(Dataset records)
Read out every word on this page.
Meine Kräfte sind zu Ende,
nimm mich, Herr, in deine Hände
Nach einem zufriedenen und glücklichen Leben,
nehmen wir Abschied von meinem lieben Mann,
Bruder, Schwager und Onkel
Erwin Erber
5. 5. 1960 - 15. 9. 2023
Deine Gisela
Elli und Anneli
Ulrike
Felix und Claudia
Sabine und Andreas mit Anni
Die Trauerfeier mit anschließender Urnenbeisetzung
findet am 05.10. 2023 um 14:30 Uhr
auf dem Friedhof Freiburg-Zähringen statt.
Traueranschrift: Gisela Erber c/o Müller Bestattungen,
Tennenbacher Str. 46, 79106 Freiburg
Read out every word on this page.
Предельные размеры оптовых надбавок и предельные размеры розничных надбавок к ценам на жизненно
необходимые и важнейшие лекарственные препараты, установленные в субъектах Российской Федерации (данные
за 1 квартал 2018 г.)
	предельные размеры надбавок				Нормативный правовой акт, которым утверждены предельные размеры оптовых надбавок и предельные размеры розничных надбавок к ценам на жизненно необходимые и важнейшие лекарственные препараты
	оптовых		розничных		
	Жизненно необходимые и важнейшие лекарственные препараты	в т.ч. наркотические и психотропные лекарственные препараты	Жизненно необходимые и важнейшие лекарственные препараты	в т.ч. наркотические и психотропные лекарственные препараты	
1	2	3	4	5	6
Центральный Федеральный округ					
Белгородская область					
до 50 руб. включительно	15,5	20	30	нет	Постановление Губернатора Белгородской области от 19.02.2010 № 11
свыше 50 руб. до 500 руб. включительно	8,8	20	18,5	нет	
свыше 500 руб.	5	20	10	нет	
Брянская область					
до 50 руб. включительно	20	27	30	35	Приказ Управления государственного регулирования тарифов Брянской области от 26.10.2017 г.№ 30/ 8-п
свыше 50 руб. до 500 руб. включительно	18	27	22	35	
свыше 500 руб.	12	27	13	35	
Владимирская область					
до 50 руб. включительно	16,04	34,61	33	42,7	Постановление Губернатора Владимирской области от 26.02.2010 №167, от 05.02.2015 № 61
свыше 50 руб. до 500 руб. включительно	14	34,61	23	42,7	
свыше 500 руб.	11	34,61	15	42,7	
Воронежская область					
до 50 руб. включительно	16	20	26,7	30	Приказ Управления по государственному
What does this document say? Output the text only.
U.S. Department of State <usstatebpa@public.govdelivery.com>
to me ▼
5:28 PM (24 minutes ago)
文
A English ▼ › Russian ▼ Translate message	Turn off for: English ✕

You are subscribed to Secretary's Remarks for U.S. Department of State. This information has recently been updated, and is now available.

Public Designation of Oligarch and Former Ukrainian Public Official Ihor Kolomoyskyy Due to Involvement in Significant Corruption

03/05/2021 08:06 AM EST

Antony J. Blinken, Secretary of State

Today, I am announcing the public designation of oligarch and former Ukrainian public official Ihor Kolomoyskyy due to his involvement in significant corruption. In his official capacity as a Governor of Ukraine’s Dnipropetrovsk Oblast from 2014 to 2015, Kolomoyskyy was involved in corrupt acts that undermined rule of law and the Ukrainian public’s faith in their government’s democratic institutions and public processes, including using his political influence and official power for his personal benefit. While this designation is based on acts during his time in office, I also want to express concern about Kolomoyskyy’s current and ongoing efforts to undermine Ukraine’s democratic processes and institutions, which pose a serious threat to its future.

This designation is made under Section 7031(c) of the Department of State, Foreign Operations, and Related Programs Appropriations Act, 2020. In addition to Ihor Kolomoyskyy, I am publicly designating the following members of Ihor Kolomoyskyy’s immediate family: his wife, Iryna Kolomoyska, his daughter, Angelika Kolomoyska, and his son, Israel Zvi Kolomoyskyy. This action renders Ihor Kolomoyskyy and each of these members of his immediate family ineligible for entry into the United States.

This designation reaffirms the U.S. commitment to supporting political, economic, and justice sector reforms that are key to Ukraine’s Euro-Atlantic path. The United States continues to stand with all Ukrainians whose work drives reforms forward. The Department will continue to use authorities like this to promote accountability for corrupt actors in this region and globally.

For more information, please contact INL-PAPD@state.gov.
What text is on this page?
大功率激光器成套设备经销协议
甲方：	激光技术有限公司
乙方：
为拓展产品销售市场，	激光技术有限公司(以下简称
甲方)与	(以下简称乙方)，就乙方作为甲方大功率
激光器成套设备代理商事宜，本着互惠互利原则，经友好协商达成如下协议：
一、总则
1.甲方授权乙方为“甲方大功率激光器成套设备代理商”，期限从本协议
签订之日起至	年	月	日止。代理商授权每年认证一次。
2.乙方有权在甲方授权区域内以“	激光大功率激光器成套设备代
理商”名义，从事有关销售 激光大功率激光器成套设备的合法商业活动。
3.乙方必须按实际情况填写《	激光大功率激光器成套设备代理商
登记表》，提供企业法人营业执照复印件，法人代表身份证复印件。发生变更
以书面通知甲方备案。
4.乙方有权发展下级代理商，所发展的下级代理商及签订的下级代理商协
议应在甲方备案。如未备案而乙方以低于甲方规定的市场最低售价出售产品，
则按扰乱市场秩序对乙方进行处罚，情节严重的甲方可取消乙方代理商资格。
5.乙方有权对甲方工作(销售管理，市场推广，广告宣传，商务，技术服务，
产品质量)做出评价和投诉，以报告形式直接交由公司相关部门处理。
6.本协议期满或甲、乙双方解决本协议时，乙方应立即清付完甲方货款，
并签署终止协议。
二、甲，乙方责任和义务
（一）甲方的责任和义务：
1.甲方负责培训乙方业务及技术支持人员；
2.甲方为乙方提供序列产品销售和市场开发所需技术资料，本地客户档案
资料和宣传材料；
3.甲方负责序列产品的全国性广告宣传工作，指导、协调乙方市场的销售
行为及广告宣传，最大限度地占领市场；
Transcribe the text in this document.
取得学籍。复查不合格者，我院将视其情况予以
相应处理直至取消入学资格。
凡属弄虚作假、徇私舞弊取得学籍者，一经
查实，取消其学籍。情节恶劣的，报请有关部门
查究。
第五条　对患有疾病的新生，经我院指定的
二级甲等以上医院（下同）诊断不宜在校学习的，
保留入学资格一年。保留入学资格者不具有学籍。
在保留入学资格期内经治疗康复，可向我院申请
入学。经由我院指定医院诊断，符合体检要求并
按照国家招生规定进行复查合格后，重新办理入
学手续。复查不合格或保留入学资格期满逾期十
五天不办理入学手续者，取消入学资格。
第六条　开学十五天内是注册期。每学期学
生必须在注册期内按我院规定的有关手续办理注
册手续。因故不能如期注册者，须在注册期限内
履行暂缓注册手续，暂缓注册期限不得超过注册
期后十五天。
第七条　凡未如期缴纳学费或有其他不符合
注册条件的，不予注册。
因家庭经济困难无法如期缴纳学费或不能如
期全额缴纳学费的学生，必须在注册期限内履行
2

• Your objective:
All of the material above needs to be copied exactly.

• Expected answer:
Read out every word on this page.
Meine Kräfte sind zu Ende,
nimm mich, Herr, in deine Hände
Nach einem zufriedenen und glücklichen Leben,
nehmen wir Abschied von meinem lieben Mann,
Bruder, Schwager und Onkel
Erwin Erber
5. 5. 1960 - 15. 9. 2023
Deine Gisela
Elli und Anneli
Ulrike
Felix und Claudia
Sabine und Andreas mit Anni
Die Trauerfeier mit anschließender Urnenbeisetzung
findet am 05.10. 2023 um 14:30 Uhr
auf dem Friedhof Freiburg-Zähringen statt.
Traueranschrift: Gisela Erber c/o Müller Bestattungen,
Tennenbacher Str. 46, 79106 Freiburg
Read out every word on this page.
Предельные размеры оптовых надбавок и предельные размеры розничных надбавок к ценам на жизненно
необходимые и важнейшие лекарственные препараты, установленные в субъектах Российской Федерации (данные
за 1 квартал 2018 г.)
	предельные размеры надбавок				Нормативный правовой акт, которым утверждены предельные размеры оптовых надбавок и предельные размеры розничных надбавок к ценам на жизненно необходимые и важнейшие лекарственные препараты
	оптовых		розничных		
	Жизненно необходимые и важнейшие лекарственные препараты	в т.ч. наркотические и психотропные лекарственные препараты	Жизненно необходимые и важнейшие лекарственные препараты	в т.ч. наркотические и психотропные лекарственные препараты	
1	2	3	4	5	6
Центральный Федеральный округ					
Белгородская область					
до 50 руб. включительно	15,5	20	30	нет	Постановление Губернатора Белгородской области от 19.02.2010 № 11
свыше 50 руб. до 500 руб. включительно	8,8	20	18,5	нет	
свыше 500 руб.	5	20	10	нет	
Брянская область					
до 50 руб. включительно	20	27	30	35	Приказ Управления государственного регулирования тарифов Брянской области от 26.10.2017 г.№ 30/ 8-п
свыше 50 руб. до 500 руб. включительно	18	27	22	35	
свыше 500 руб.	12	27	13	35	
Владимирская область					
до 50 руб. включительно	16,04	34,61	33	42,7	Постановление Губернатора Владимирской области от 26.02.2010 №167, от 05.02.2015 № 61
свыше 50 руб. до 500 руб. включительно	14	34,61	23	42,7	
свыше 500 руб.	11	34,61	15	42,7	
Воронежская область					
до 50 руб. включительно	16	20	26,7	30	Приказ Управления по государственному
What does this document say? Output the text only.
U.S. Department of State <usstatebpa@public.govdelivery.com>
to me ▼
5:28 PM (24 minutes ago)
文
A English ▼ › Russian ▼ Translate message	Turn off for: English ✕

You are subscribed to Secretary's Remarks for U.S. Department of State. This information has recently been updated, and is now available.

Public Designation of Oligarch and Former Ukrainian Public Official Ihor Kolomoyskyy Due to Involvement in Significant Corruption

03/05/2021 08:06 AM EST

Antony J. Blinken, Secretary of State

Today, I am announcing the public designation of oligarch and former Ukrainian public official Ihor Kolomoyskyy due to his involvement in significant corruption. In his official capacity as a Governor of Ukraine’s Dnipropetrovsk Oblast from 2014 to 2015, Kolomoyskyy was involved in corrupt acts that undermined rule of law and the Ukrainian public’s faith in their government’s democratic institutions and public processes, including using his political influence and official power for his personal benefit. While this designation is based on acts during his time in office, I also want to express concern about Kolomoyskyy’s current and ongoing efforts to undermine Ukraine’s democratic processes and institutions, which pose a serious threat to its future.

This designation is made under Section 7031(c) of the Department of State, Foreign Operations, and Related Programs Appropriations Act, 2020. In addition to Ihor Kolomoyskyy, I am publicly designating the following members of Ihor Kolomoyskyy’s immediate family: his wife, Iryna Kolomoyska, his daughter, Angelika Kolomoyska, and his son, Israel Zvi Kolomoyskyy. This action renders Ihor Kolomoyskyy and each of these members of his immediate family ineligible for entry into the United States.

This designation reaffirms the U.S. commitment to supporting political, economic, and justice sector reforms that are key to Ukraine’s Euro-Atlantic path. The United States continues to stand with all Ukrainians whose work drives reforms forward. The Department will continue to use authorities like this to promote accountability for corrupt actors in this region and globally.

For more information, please contact INL-PAPD@state.gov.
What text is on this page?
大功率激光器成套设备经销协议
甲方：	激光技术有限公司
乙方：
为拓展产品销售市场，	激光技术有限公司(以下简称
甲方)与	(以下简称乙方)，就乙方作为甲方大功率
激光器成套设备代理商事宜，本着互惠互利原则，经友好协商达成如下协议：
一、总则
1.甲方授权乙方为“甲方大功率激光器成套设备代理商”，期限从本协议
签订之日起至	年	月	日止。代理商授权每年认证一次。
2.乙方有权在甲方授权区域内以“	激光大功率激光器成套设备代
理商”名义，从事有关销售 激光大功率激光器成套设备的合法商业活动。
3.乙方必须按实际情况填写《	激光大功率激光器成套设备代理商
登记表》，提供企业法人营业执照复印件，法人代表身份证复印件。发生变更
以书面通知甲方备案。
4.乙方有权发展下级代理商，所发展的下级代理商及签订的下级代理商协
议应在甲方备案。如未备案而乙方以低于甲方规定的市场最低售价出售产品，
则按扰乱市场秩序对乙方进行处罚，情节严重的甲方可取消乙方代理商资格。
5.乙方有权对甲方工作(销售管理，市场推广，广告宣传，商务，技术服务，
产品质量)做出评价和投诉，以报告形式直接交由公司相关部门处理。
6.本协议期满或甲、乙双方解决本协议时，乙方应立即清付完甲方货款，
并签署终止协议。
二、甲，乙方责任和义务
（一）甲方的责任和义务：
1.甲方负责培训乙方业务及技术支持人员；
2.甲方为乙方提供序列产品销售和市场开发所需技术资料，本地客户档案
资料和宣传材料；
3.甲方负责序列产品的全国性广告宣传工作，指导、协调乙方市场的销售
行为及广告宣传，最大限度地占领市场；
Transcribe the text in this document.
取得学籍。复查不合格者，我院将视其情况予以
相应处理直至取消入学资格。
凡属弄虚作假、徇私舞弊取得学籍者，一经
查实，取消其学籍。情节恶劣的，报请有关部门
查究。
第五条　对患有疾病的新生，经我院指定的
二级甲等以上医院（下同）诊断不宜在校学习的，
保留入学资格一年。保留入学资格者不具有学籍。
在保留入学资格期内经治疗康复，可向我院申请
入学。经由我院指定医院诊断，符合体检要求并
按照国家招生规定进行复查合格后，重新办理入
学手续。复查不合格或保留入学资格期满逾期十
五天不办理入学手续者，取消入学资格。
第六条　开学十五天内是注册期。每学期学
生必须在注册期内按我院规定的有关手续办理注
册手续。因故不能如期注册者，须在注册期限内
履行暂缓注册手续，暂缓注册期限不得超过注册
期后十五天。
第七条　凡未如期缴纳学费或有其他不符合
注册条件的，不予注册。
因家庭经济困难无法如期缴纳学费或不能如
期全额缴纳学费的学生，必须在注册期限内履行
2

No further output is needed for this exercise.